### [The task]
Locate every line in the records below that contains the word "управления", and copy each one.

--- Data for this task ---

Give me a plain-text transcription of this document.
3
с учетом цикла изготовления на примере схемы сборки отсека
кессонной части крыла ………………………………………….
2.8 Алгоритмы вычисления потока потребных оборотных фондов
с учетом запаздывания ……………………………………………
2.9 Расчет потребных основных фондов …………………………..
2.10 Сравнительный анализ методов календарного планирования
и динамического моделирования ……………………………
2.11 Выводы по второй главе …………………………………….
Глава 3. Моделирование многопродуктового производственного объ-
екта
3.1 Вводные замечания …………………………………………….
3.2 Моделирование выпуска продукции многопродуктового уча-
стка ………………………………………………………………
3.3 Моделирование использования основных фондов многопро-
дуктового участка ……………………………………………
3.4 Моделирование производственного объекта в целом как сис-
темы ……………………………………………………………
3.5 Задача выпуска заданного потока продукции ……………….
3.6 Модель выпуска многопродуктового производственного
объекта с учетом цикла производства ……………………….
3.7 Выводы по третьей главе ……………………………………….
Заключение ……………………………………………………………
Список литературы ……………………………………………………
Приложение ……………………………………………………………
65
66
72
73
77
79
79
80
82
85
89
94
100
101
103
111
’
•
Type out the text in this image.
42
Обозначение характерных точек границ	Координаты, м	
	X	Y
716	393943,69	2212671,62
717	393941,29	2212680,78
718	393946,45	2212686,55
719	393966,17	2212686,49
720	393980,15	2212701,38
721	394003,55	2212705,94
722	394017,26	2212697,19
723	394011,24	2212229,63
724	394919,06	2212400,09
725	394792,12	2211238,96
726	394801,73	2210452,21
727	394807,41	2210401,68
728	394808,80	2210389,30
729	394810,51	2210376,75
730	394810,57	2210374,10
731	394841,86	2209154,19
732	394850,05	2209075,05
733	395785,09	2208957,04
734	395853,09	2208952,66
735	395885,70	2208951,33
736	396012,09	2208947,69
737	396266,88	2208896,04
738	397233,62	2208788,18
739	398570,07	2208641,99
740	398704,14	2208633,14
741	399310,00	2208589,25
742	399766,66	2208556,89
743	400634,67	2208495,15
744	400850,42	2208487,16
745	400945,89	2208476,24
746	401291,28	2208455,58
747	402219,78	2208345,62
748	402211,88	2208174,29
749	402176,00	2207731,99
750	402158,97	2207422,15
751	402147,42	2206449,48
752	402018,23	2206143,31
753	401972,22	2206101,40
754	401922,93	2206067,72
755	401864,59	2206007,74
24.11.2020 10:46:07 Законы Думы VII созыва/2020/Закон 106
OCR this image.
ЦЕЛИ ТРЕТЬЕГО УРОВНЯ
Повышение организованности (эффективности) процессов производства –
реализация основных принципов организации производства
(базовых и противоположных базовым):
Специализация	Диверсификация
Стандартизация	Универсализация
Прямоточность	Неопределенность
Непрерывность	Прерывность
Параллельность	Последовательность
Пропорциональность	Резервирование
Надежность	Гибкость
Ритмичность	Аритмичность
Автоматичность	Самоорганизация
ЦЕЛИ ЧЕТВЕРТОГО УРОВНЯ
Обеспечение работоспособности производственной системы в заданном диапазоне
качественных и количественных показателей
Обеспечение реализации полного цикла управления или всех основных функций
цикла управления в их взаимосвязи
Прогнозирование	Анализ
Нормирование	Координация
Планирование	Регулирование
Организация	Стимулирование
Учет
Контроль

---

### [Exercise answer]
Обеспечение реализации полного цикла управления или всех основных функций
цикла управления в их взаимосвязи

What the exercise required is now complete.